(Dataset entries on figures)
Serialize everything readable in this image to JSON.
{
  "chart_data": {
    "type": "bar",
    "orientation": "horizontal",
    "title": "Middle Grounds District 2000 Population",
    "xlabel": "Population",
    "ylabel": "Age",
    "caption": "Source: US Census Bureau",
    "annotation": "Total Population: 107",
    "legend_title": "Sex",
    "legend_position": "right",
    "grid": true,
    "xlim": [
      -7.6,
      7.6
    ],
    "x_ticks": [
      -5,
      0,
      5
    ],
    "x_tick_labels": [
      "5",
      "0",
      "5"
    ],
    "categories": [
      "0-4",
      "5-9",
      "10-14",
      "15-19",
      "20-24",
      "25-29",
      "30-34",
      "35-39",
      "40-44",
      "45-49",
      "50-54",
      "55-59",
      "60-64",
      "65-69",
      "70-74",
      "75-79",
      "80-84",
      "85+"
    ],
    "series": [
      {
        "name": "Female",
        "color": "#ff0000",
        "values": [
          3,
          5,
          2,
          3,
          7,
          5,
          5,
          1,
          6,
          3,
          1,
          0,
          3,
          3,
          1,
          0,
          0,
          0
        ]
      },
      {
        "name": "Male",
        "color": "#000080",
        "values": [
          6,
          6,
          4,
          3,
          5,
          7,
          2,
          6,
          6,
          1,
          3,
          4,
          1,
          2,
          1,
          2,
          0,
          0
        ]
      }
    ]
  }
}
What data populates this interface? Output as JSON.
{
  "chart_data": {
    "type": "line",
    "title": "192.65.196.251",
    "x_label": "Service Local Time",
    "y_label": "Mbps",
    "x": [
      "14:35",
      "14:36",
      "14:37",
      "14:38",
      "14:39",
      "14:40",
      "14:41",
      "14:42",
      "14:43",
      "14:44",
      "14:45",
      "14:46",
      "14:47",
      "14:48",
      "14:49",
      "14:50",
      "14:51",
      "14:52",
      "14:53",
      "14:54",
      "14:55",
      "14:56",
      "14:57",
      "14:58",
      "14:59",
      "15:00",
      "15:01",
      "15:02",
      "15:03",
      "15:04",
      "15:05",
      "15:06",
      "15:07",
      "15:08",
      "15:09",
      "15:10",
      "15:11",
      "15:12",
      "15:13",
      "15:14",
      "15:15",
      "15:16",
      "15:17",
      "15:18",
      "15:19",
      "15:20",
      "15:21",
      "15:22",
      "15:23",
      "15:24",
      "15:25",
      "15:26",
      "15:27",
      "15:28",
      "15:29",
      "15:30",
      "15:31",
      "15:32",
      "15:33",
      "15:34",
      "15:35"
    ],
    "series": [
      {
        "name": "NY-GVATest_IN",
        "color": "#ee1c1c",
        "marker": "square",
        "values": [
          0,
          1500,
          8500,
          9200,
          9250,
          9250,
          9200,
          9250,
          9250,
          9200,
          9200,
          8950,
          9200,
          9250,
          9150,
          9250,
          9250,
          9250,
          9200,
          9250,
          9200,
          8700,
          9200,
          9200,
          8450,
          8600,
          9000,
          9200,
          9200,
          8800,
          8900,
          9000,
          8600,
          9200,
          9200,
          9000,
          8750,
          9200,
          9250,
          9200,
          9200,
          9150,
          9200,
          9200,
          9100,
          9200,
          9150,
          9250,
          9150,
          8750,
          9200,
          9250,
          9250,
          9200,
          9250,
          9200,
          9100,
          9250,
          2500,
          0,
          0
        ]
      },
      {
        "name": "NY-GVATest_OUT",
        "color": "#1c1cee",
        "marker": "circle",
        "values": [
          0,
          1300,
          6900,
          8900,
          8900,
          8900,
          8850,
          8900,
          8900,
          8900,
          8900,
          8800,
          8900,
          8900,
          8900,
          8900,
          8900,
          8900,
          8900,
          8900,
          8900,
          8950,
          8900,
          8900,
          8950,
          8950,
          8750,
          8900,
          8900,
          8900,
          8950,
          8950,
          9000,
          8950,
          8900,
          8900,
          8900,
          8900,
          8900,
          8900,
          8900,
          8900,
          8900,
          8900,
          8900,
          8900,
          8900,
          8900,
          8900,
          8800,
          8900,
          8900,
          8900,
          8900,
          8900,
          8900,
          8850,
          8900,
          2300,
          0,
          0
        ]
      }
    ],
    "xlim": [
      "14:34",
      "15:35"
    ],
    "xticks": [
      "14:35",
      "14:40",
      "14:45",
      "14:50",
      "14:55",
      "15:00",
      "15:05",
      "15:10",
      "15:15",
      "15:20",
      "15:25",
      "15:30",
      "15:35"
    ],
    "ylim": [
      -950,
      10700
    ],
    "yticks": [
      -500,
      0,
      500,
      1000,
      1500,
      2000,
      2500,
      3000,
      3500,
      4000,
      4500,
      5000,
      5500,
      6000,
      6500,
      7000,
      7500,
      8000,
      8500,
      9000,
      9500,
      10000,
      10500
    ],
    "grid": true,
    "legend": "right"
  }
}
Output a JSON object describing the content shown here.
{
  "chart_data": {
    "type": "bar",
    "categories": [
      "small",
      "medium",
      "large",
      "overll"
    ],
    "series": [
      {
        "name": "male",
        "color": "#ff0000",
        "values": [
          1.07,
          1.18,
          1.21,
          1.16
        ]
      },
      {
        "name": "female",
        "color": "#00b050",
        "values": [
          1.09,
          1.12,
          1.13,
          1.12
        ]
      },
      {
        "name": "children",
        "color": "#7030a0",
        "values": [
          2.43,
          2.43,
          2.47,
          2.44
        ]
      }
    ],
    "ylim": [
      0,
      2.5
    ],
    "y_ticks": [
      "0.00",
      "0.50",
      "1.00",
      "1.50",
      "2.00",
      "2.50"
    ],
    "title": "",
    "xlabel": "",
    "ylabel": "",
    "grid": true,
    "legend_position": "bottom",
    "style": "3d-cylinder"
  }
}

PROMPT »
Reproduce every record, matching each line exactly.

EXPECTED OUTPUT »
Serialize everything readable in this image to JSON.
{
  "chart_data": {
    "type": "bar",
    "orientation": "horizontal",
    "title": "Middle Grounds District 2000 Population",
    "xlabel": "Population",
    "ylabel": "Age",
    "caption": "Source: US Census Bureau",
    "annotation": "Total Population: 107",
    "legend_title": "Sex",
    "legend_position": "right",
    "grid": true,
    "xlim": [
      -7.6,
      7.6
    ],
    "x_ticks": [
      -5,
      0,
      5
    ],
    "x_tick_labels": [
      "5",
      "0",
      "5"
    ],
    "categories": [
      "0-4",
      "5-9",
      "10-14",
      "15-19",
      "20-24",
      "25-29",
      "30-34",
      "35-39",
      "40-44",
      "45-49",
      "50-54",
      "55-59",
      "60-64",
      "65-69",
      "70-74",
      "75-79",
      "80-84",
      "85+"
    ],
    "series": [
      {
        "name": "Female",
        "color": "#ff0000",
        "values": [
          3,
          5,
          2,
          3,
          7,
          5,
          5,
          1,
          6,
          3,
          1,
          0,
          3,
          3,
          1,
          0,
          0,
          0
        ]
      },
      {
        "name": "Male",
        "color": "#000080",
        "values": [
          6,
          6,
          4,
          3,
          5,
          7,
          2,
          6,
          6,
          1,
          3,
          4,
          1,
          2,
          1,
          2,
          0,
          0
        ]
      }
    ]
  }
}
What data populates this interface? Output as JSON.
{
  "chart_data": {
    "type": "line",
    "title": "192.65.196.251",
    "x_label": "Service Local Time",
    "y_label": "Mbps",
    "x": [
      "14:35",
      "14:36",
      "14:37",
      "14:38",
      "14:39",
      "14:40",
      "14:41",
      "14:42",
      "14:43",
      "14:44",
      "14:45",
      "14:46",
      "14:47",
      "14:48",
      "14:49",
      "14:50",
      "14:51",
      "14:52",
      "14:53",
      "14:54",
      "14:55",
      "14:56",
      "14:57",
      "14:58",
      "14:59",
      "15:00",
      "15:01",
      "15:02",
      "15:03",
      "15:04",
      "15:05",
      "15:06",
      "15:07",
      "15:08",
      "15:09",
      "15:10",
      "15:11",
      "15:12",
      "15:13",
      "15:14",
      "15:15",
      "15:16",
      "15:17",
      "15:18",
      "15:19",
      "15:20",
      "15:21",
      "15:22",
      "15:23",
      "15:24",
      "15:25",
      "15:26",
      "15:27",
      "15:28",
      "15:29",
      "15:30",
      "15:31",
      "15:32",
      "15:33",
      "15:34",
      "15:35"
    ],
    "series": [
      {
        "name": "NY-GVATest_IN",
        "color": "#ee1c1c",
        "marker": "square",
        "values": [
          0,
          1500,
          8500,
          9200,
          9250,
          9250,
          9200,
          9250,
          9250,
          9200,
          9200,
          8950,
          9200,
          9250,
          9150,
          9250,
          9250,
          9250,
          9200,
          9250,
          9200,
          8700,
          9200,
          9200,
          8450,
          8600,
          9000,
          9200,
          9200,
          8800,
          8900,
          9000,
          8600,
          9200,
          9200,
          9000,
          8750,
          9200,
          9250,
          9200,
          9200,
          9150,
          9200,
          9200,
          9100,
          9200,
          9150,
          9250,
          9150,
          8750,
          9200,
          9250,
          9250,
          9200,
          9250,
          9200,
          9100,
          9250,
          2500,
          0,
          0
        ]
      },
      {
        "name": "NY-GVATest_OUT",
        "color": "#1c1cee",
        "marker": "circle",
        "values": [
          0,
          1300,
          6900,
          8900,
          8900,
          8900,
          8850,
          8900,
          8900,
          8900,
          8900,
          8800,
          8900,
          8900,
          8900,
          8900,
          8900,
          8900,
          8900,
          8900,
          8900,
          8950,
          8900,
          8900,
          8950,
          8950,
          8750,
          8900,
          8900,
          8900,
          8950,
          8950,
          9000,
          8950,
          8900,
          8900,
          8900,
          8900,
          8900,
          8900,
          8900,
          8900,
          8900,
          8900,
          8900,
          8900,
          8900,
          8900,
          8900,
          8800,
          8900,
          8900,
          8900,
          8900,
          8900,
          8900,
          8850,
          8900,
          2300,
          0,
          0
        ]
      }
    ],
    "xlim": [
      "14:34",
      "15:35"
    ],
    "xticks": [
      "14:35",
      "14:40",
      "14:45",
      "14:50",
      "14:55",
      "15:00",
      "15:05",
      "15:10",
      "15:15",
      "15:20",
      "15:25",
      "15:30",
      "15:35"
    ],
    "ylim": [
      -950,
      10700
    ],
    "yticks": [
      -500,
      0,
      500,
      1000,
      1500,
      2000,
      2500,
      3000,
      3500,
      4000,
      4500,
      5000,
      5500,
      6000,
      6500,
      7000,
      7500,
      8000,
      8500,
      9000,
      9500,
      10000,
      10500
    ],
    "grid": true,
    "legend": "right"
  }
}
Output a JSON object describing the content shown here.
{
  "chart_data": {
    "type": "bar",
    "categories": [
      "small",
      "medium",
      "large",
      "overll"
    ],
    "series": [
      {
        "name": "male",
        "color": "#ff0000",
        "values": [
          1.07,
          1.18,
          1.21,
          1.16
        ]
      },
      {
        "name": "female",
        "color": "#00b050",
        "values": [
          1.09,
          1.12,
          1.13,
          1.12
        ]
      },
      {
        "name": "children",
        "color": "#7030a0",
        "values": [
          2.43,
          2.43,
          2.47,
          2.44
        ]
      }
    ],
    "ylim": [
      0,
      2.5
    ],
    "y_ticks": [
      "0.00",
      "0.50",
      "1.00",
      "1.50",
      "2.00",
      "2.50"
    ],
    "title": "",
    "xlabel": "",
    "ylabel": "",
    "grid": true,
    "legend_position": "bottom",
    "style": "3d-cylinder"
  }
}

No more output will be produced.